» **Given task**
In the lines below, find how many contain the word "结果纠正" and report that figure alone.

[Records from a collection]

──────────

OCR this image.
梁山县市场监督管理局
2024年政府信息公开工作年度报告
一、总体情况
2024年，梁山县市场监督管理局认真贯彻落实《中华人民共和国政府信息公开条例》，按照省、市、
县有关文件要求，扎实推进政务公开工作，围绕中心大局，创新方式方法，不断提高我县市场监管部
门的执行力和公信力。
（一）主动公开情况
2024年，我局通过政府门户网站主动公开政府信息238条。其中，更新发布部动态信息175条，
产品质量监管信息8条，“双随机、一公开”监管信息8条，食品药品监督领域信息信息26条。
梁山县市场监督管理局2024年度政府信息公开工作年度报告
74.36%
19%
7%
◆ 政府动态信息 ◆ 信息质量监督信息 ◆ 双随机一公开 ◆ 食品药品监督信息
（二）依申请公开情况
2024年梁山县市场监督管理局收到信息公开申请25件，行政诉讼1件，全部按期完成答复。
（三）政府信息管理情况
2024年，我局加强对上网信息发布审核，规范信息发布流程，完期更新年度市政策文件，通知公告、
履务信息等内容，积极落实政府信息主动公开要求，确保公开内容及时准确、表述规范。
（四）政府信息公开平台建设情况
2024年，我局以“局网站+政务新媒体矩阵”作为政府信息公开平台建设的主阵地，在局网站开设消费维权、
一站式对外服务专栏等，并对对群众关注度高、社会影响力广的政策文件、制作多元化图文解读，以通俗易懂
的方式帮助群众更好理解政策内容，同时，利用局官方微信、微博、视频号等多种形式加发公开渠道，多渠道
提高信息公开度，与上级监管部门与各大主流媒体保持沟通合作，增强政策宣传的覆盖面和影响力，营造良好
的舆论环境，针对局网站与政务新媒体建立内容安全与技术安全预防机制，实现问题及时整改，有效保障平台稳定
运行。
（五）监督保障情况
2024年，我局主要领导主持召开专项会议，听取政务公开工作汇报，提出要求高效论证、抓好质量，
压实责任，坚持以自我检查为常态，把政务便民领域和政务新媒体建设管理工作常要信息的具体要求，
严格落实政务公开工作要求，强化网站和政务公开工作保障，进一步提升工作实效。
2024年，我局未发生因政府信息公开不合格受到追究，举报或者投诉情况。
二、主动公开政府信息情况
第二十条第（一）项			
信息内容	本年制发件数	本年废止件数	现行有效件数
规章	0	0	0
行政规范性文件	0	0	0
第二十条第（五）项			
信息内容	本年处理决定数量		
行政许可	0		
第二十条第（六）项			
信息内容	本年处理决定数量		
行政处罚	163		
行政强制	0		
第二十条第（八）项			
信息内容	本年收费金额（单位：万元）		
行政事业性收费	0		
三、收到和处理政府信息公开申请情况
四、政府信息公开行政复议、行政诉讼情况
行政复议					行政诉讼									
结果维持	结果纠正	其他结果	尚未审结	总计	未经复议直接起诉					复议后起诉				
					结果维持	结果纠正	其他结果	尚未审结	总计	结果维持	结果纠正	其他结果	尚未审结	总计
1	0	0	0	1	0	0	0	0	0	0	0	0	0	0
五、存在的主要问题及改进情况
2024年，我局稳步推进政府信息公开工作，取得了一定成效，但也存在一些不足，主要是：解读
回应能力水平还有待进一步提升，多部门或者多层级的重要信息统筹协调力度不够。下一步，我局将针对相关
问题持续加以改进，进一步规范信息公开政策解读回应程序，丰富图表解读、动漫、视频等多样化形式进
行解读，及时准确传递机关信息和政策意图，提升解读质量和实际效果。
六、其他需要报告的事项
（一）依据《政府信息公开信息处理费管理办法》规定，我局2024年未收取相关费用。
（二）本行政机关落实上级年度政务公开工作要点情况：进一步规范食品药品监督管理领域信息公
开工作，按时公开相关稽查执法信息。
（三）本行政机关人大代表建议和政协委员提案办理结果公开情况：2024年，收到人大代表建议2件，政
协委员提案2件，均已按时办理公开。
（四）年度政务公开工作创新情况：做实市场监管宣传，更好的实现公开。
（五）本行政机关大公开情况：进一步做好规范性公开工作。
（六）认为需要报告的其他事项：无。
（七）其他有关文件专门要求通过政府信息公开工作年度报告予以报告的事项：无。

──────────

» **Answer to the exercise**
2